- GIVEN TASK
Among the records that follow, count the lines with the string "text"; report only that count.

Recorded data
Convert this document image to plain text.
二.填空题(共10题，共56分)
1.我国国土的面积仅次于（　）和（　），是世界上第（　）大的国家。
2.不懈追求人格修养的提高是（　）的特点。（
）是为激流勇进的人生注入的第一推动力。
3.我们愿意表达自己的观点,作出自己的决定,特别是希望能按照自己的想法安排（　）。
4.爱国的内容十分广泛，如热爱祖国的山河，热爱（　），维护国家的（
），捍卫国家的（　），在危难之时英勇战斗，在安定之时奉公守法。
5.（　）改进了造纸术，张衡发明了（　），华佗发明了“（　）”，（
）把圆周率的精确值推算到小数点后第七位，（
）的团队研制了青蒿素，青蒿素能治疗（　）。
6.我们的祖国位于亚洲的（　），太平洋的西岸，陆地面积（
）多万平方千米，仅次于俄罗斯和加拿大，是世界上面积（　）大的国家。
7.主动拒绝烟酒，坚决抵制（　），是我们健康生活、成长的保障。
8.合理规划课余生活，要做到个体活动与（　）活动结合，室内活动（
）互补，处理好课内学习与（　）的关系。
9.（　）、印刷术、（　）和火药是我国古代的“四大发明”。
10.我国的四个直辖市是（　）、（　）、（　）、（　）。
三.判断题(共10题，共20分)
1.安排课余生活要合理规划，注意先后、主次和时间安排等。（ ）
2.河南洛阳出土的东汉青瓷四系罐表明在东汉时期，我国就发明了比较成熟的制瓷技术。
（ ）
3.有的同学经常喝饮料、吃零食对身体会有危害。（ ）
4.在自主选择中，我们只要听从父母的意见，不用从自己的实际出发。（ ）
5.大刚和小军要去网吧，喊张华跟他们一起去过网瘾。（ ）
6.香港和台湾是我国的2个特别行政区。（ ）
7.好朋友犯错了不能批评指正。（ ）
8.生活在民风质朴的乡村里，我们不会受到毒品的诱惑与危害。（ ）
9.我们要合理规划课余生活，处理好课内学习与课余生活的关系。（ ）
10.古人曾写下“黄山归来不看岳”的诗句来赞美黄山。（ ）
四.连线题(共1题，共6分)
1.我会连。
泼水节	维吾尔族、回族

---

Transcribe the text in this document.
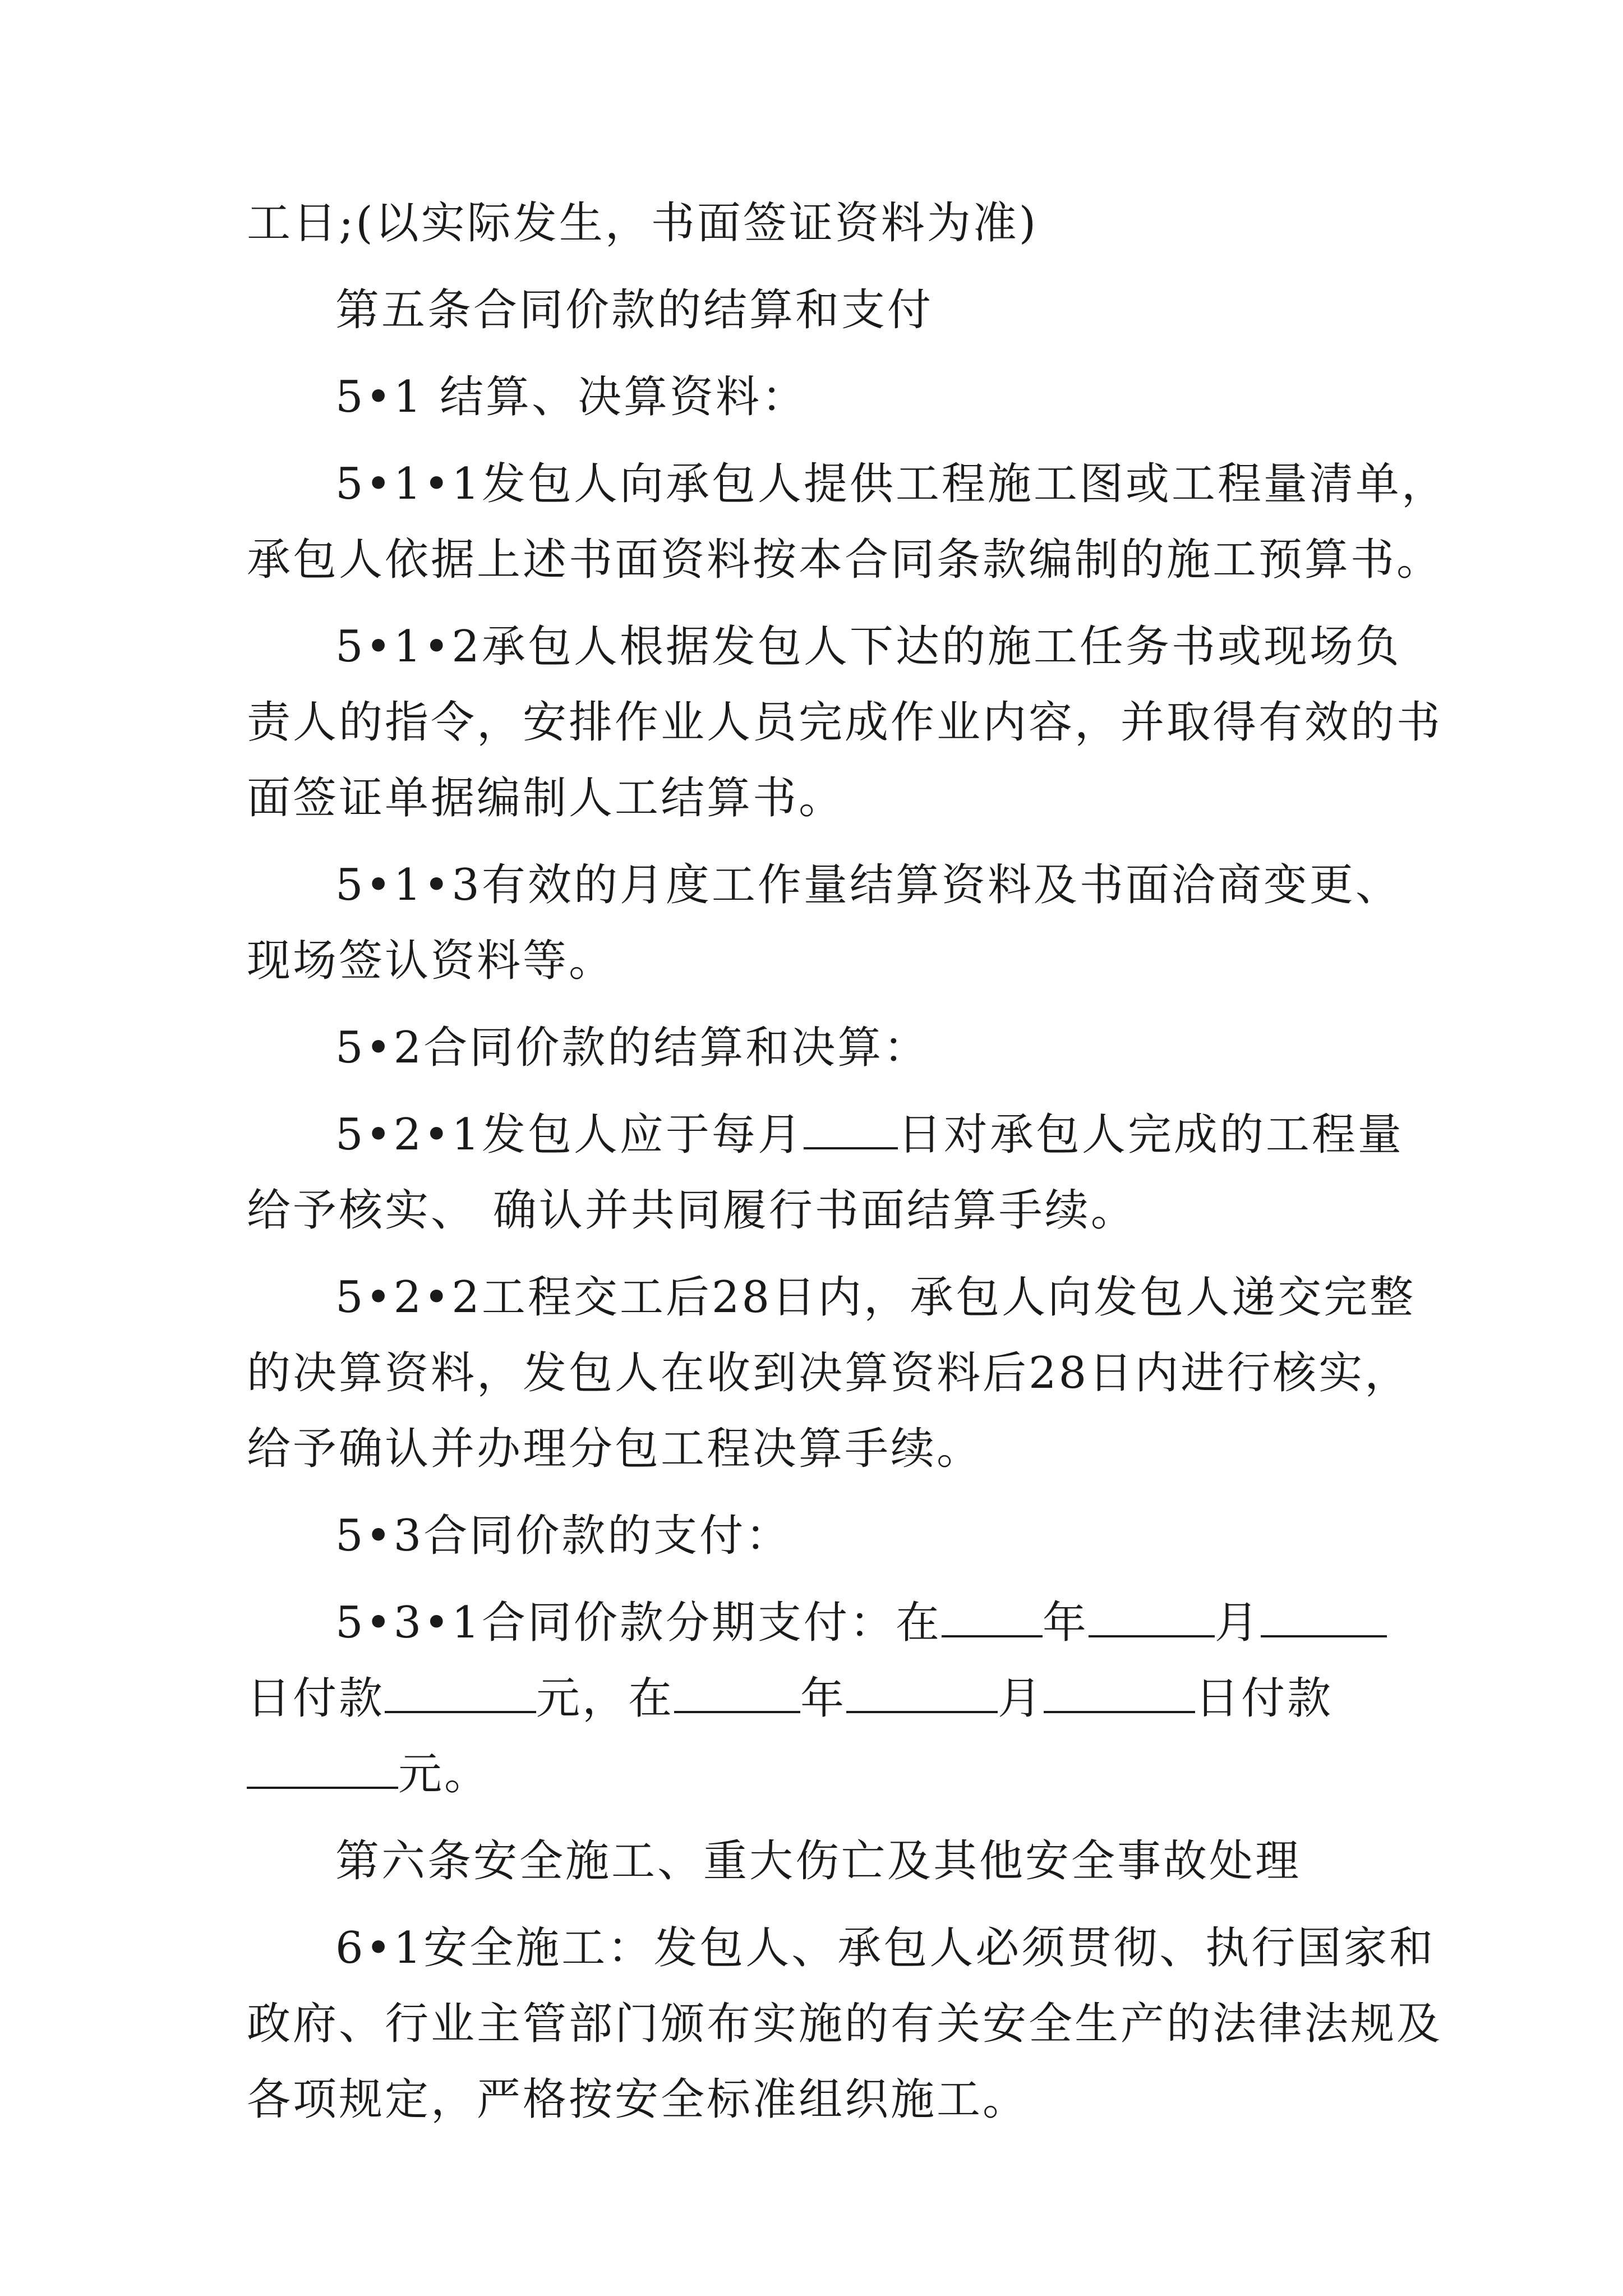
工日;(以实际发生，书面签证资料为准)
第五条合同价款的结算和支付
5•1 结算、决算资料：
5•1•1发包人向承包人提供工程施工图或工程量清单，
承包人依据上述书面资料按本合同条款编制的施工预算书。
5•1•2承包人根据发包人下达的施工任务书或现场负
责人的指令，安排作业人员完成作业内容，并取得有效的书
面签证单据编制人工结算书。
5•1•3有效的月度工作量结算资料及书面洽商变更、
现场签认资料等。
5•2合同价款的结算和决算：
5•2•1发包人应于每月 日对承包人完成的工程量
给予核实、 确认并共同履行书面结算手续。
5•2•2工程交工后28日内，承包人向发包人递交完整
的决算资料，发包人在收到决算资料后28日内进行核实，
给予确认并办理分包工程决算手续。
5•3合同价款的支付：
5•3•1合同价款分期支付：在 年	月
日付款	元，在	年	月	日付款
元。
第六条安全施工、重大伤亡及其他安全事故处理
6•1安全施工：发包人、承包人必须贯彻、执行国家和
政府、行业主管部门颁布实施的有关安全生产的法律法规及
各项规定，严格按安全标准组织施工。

- TASK SOLUTION
2